Problem to work on
Can you output the material exactly as written, minus any pictures it holds?

* * * * * * *

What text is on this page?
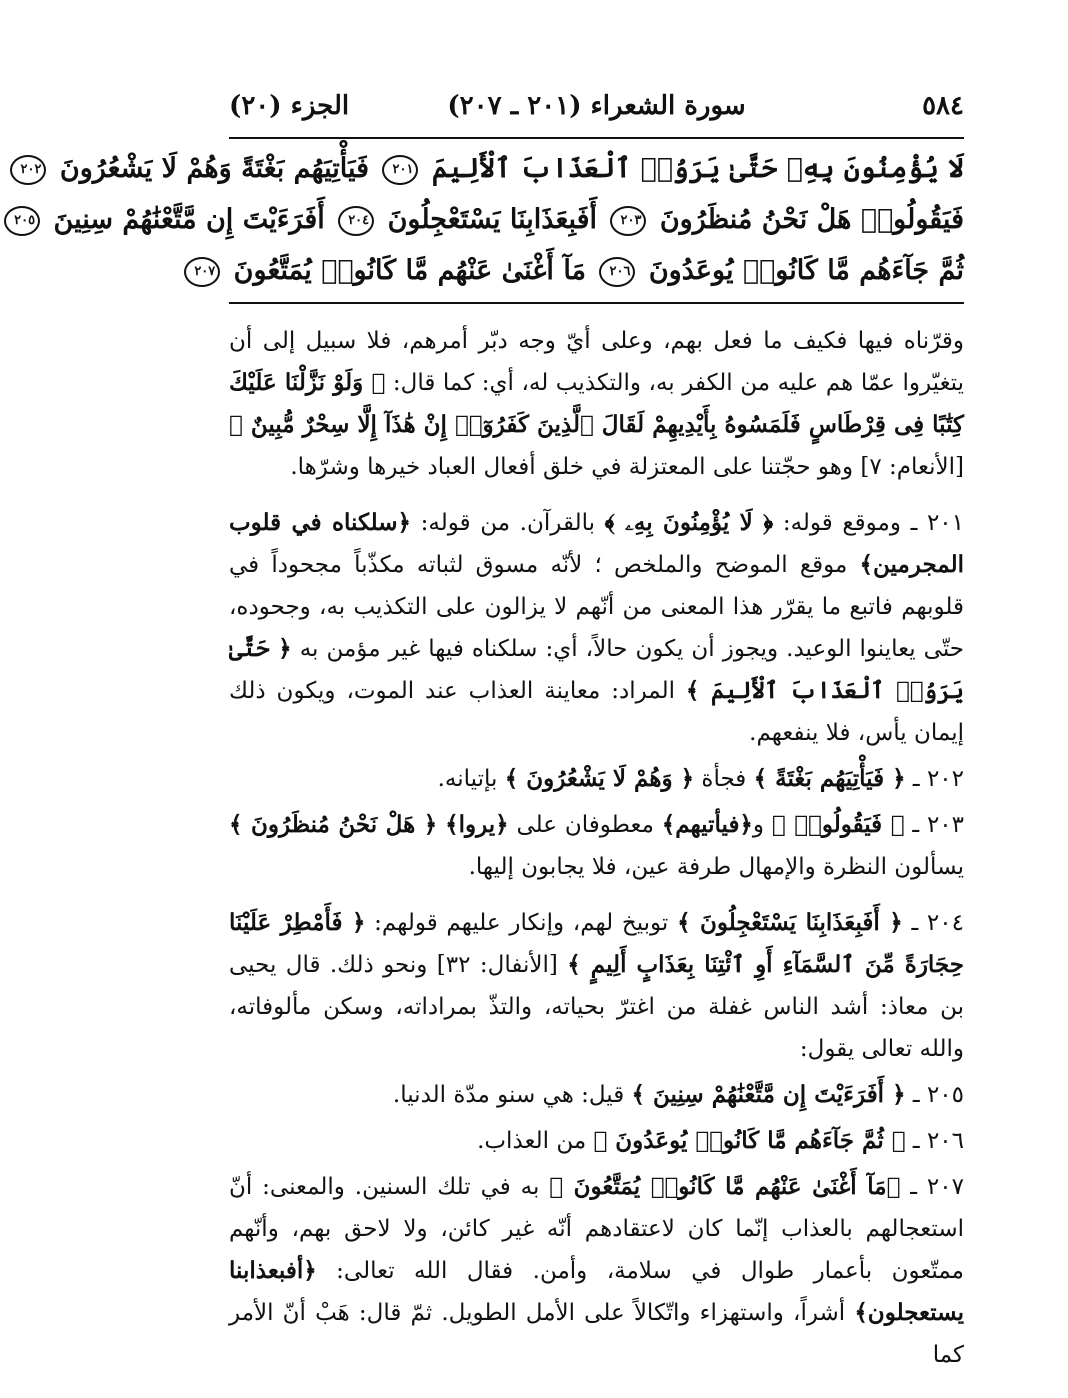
٥٨٤
سورة الشعراء (٢٠١ ـ ٢٠٧)
الجزء (٢٠)
لَا يُؤْمِنُونَ بِهِۦ حَتَّىٰ يَرَوُا۟ ٱلْعَذَابَ ٱلْأَلِيمَ ٢٠١ فَيَأْتِيَهُم بَغْتَةً وَهُمْ لَا يَشْعُرُونَ ٢٠٢
فَيَقُولُوا۟ هَلْ نَحْنُ مُنظَرُونَ ٢٠٣ أَفَبِعَذَابِنَا يَسْتَعْجِلُونَ ٢٠٤ أَفَرَءَيْتَ إِن مَّتَّعْنَٰهُمْ سِنِينَ ٢٠٥
ثُمَّ جَآءَهُم مَّا كَانُوا۟ يُوعَدُونَ ٢٠٦ مَآ أَغْنَىٰ عَنْهُم مَّا كَانُوا۟ يُمَتَّعُونَ ٢٠٧

وقرّناه فيها فكيف ما فعل بهم، وعلى أيّ وجه دبّر أمرهم، فلا سبيل إلى أن يتغيّروا عمّا هم عليه من الكفر به، والتكذيب له، أي: كما قال: ﴿ وَلَوْ نَزَّلْنَا عَلَيْكَ كِتَٰبًا فِى قِرْطَاسٍ فَلَمَسُوهُ بِأَيْدِيهِمْ لَقَالَ ٱلَّذِينَ كَفَرُوٓا۟ إِنْ هَٰذَآ إِلَّا سِحْرٌ مُّبِينٌ ﴾ [الأنعام: ٧] وهو حجّتنا على المعتزلة في خلق أفعال العباد خيرها وشرّها.

٢٠١ ـ وموقع قوله: ﴿ لَا يُؤْمِنُونَ بِهِۦ ﴾ بالقرآن. من قوله: ﴿سلكناه في قلوب المجرمين﴾ موقع الموضح والملخص ؛ لأنّه مسوق لثباته مكذّباً مجحوداً في قلوبهم فاتبع ما يقرّر هذا المعنى من أنّهم لا يزالون على التكذيب به، وجحوده، حتّى يعاينوا الوعيد. ويجوز أن يكون حالاً، أي: سلكناه فيها غير مؤمن به ﴿ حَتَّىٰ يَرَوُا۟ ٱلْعَذَابَ ٱلْأَلِيمَ ﴾ المراد: معاينة العذاب عند الموت، ويكون ذلك إيمان يأس، فلا ينفعهم.

٢٠٢ ـ ﴿ فَيَأْتِيَهُم بَغْتَةً ﴾ فجأة ﴿ وَهُمْ لَا يَشْعُرُونَ ﴾ بإتيانه.

٢٠٣ ـ ﴿ فَيَقُولُوا۟ ﴾ و﴿فيأتيهم﴾ معطوفان على ﴿يروا﴾ ﴿ هَلْ نَحْنُ مُنظَرُونَ ﴾ يسألون النظرة والإمهال طرفة عين، فلا يجابون إليها.

٢٠٤ ـ ﴿ أَفَبِعَذَابِنَا يَسْتَعْجِلُونَ ﴾ توبيخ لهم، وإنكار عليهم قولهم: ﴿ فَأَمْطِرْ عَلَيْنَا حِجَارَةً مِّنَ ٱلسَّمَآءِ أَوِ ٱئْتِنَا بِعَذَابٍ أَلِيمٍ ﴾ [الأنفال: ٣٢] ونحو ذلك. قال يحيى بن معاذ: أشد الناس غفلة من اغترّ بحياته، والتذّ بمراداته، وسكن مألوفاته، والله تعالى يقول:

٢٠٥ ـ ﴿ أَفَرَءَيْتَ إِن مَّتَّعْنَٰهُمْ سِنِينَ ﴾ قيل: هي سنو مدّة الدنيا.

٢٠٦ ـ ﴿ ثُمَّ جَآءَهُم مَّا كَانُوا۟ يُوعَدُونَ ﴾ من العذاب.

٢٠٧ ـ ﴿مَآ أَغْنَىٰ عَنْهُم مَّا كَانُوا۟ يُمَتَّعُونَ ﴾ به في تلك السنين. والمعنى: أنّ استعجالهم بالعذاب إنّما كان لاعتقادهم أنّه غير كائن، ولا لاحق بهم، وأنّهم ممتّعون بأعمار طوال في سلامة، وأمن. فقال الله تعالى: ﴿أفبعذابنا يستعجلون﴾ أشراً، واستهزاء واتّكالاً على الأمل الطويل. ثمّ قال: هَبْ أنّ الأمر كما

* * * * * * *

Solution for this problem
What text is on this page?
٥٨٤
سورة الشعراء (٢٠١ ـ ٢٠٧)
الجزء (٢٠)
لَا يُؤْمِنُونَ بِهِۦ حَتَّىٰ يَرَوُا۟ ٱلْعَذَابَ ٱلْأَلِيمَ ٢٠١ فَيَأْتِيَهُم بَغْتَةً وَهُمْ لَا يَشْعُرُونَ ٢٠٢
فَيَقُولُوا۟ هَلْ نَحْنُ مُنظَرُونَ ٢٠٣ أَفَبِعَذَابِنَا يَسْتَعْجِلُونَ ٢٠٤ أَفَرَءَيْتَ إِن مَّتَّعْنَٰهُمْ سِنِينَ ٢٠٥
ثُمَّ جَآءَهُم مَّا كَانُوا۟ يُوعَدُونَ ٢٠٦ مَآ أَغْنَىٰ عَنْهُم مَّا كَانُوا۟ يُمَتَّعُونَ ٢٠٧

وقرّناه فيها فكيف ما فعل بهم، وعلى أيّ وجه دبّر أمرهم، فلا سبيل إلى أن يتغيّروا عمّا هم عليه من الكفر به، والتكذيب له، أي: كما قال: ﴿ وَلَوْ نَزَّلْنَا عَلَيْكَ كِتَٰبًا فِى قِرْطَاسٍ فَلَمَسُوهُ بِأَيْدِيهِمْ لَقَالَ ٱلَّذِينَ كَفَرُوٓا۟ إِنْ هَٰذَآ إِلَّا سِحْرٌ مُّبِينٌ ﴾ [الأنعام: ٧] وهو حجّتنا على المعتزلة في خلق أفعال العباد خيرها وشرّها.

٢٠١ ـ وموقع قوله: ﴿ لَا يُؤْمِنُونَ بِهِۦ ﴾ بالقرآن. من قوله: ﴿سلكناه في قلوب المجرمين﴾ موقع الموضح والملخص ؛ لأنّه مسوق لثباته مكذّباً مجحوداً في قلوبهم فاتبع ما يقرّر هذا المعنى من أنّهم لا يزالون على التكذيب به، وجحوده، حتّى يعاينوا الوعيد. ويجوز أن يكون حالاً، أي: سلكناه فيها غير مؤمن به ﴿ حَتَّىٰ يَرَوُا۟ ٱلْعَذَابَ ٱلْأَلِيمَ ﴾ المراد: معاينة العذاب عند الموت، ويكون ذلك إيمان يأس، فلا ينفعهم.

٢٠٢ ـ ﴿ فَيَأْتِيَهُم بَغْتَةً ﴾ فجأة ﴿ وَهُمْ لَا يَشْعُرُونَ ﴾ بإتيانه.

٢٠٣ ـ ﴿ فَيَقُولُوا۟ ﴾ و﴿فيأتيهم﴾ معطوفان على ﴿يروا﴾ ﴿ هَلْ نَحْنُ مُنظَرُونَ ﴾ يسألون النظرة والإمهال طرفة عين، فلا يجابون إليها.

٢٠٤ ـ ﴿ أَفَبِعَذَابِنَا يَسْتَعْجِلُونَ ﴾ توبيخ لهم، وإنكار عليهم قولهم: ﴿ فَأَمْطِرْ عَلَيْنَا حِجَارَةً مِّنَ ٱلسَّمَآءِ أَوِ ٱئْتِنَا بِعَذَابٍ أَلِيمٍ ﴾ [الأنفال: ٣٢] ونحو ذلك. قال يحيى بن معاذ: أشد الناس غفلة من اغترّ بحياته، والتذّ بمراداته، وسكن مألوفاته، والله تعالى يقول:

٢٠٥ ـ ﴿ أَفَرَءَيْتَ إِن مَّتَّعْنَٰهُمْ سِنِينَ ﴾ قيل: هي سنو مدّة الدنيا.

٢٠٦ ـ ﴿ ثُمَّ جَآءَهُم مَّا كَانُوا۟ يُوعَدُونَ ﴾ من العذاب.

٢٠٧ ـ ﴿مَآ أَغْنَىٰ عَنْهُم مَّا كَانُوا۟ يُمَتَّعُونَ ﴾ به في تلك السنين. والمعنى: أنّ استعجالهم بالعذاب إنّما كان لاعتقادهم أنّه غير كائن، ولا لاحق بهم، وأنّهم ممتّعون بأعمار طوال في سلامة، وأمن. فقال الله تعالى: ﴿أفبعذابنا يستعجلون﴾ أشراً، واستهزاء واتّكالاً على الأمل الطويل. ثمّ قال: هَبْ أنّ الأمر كما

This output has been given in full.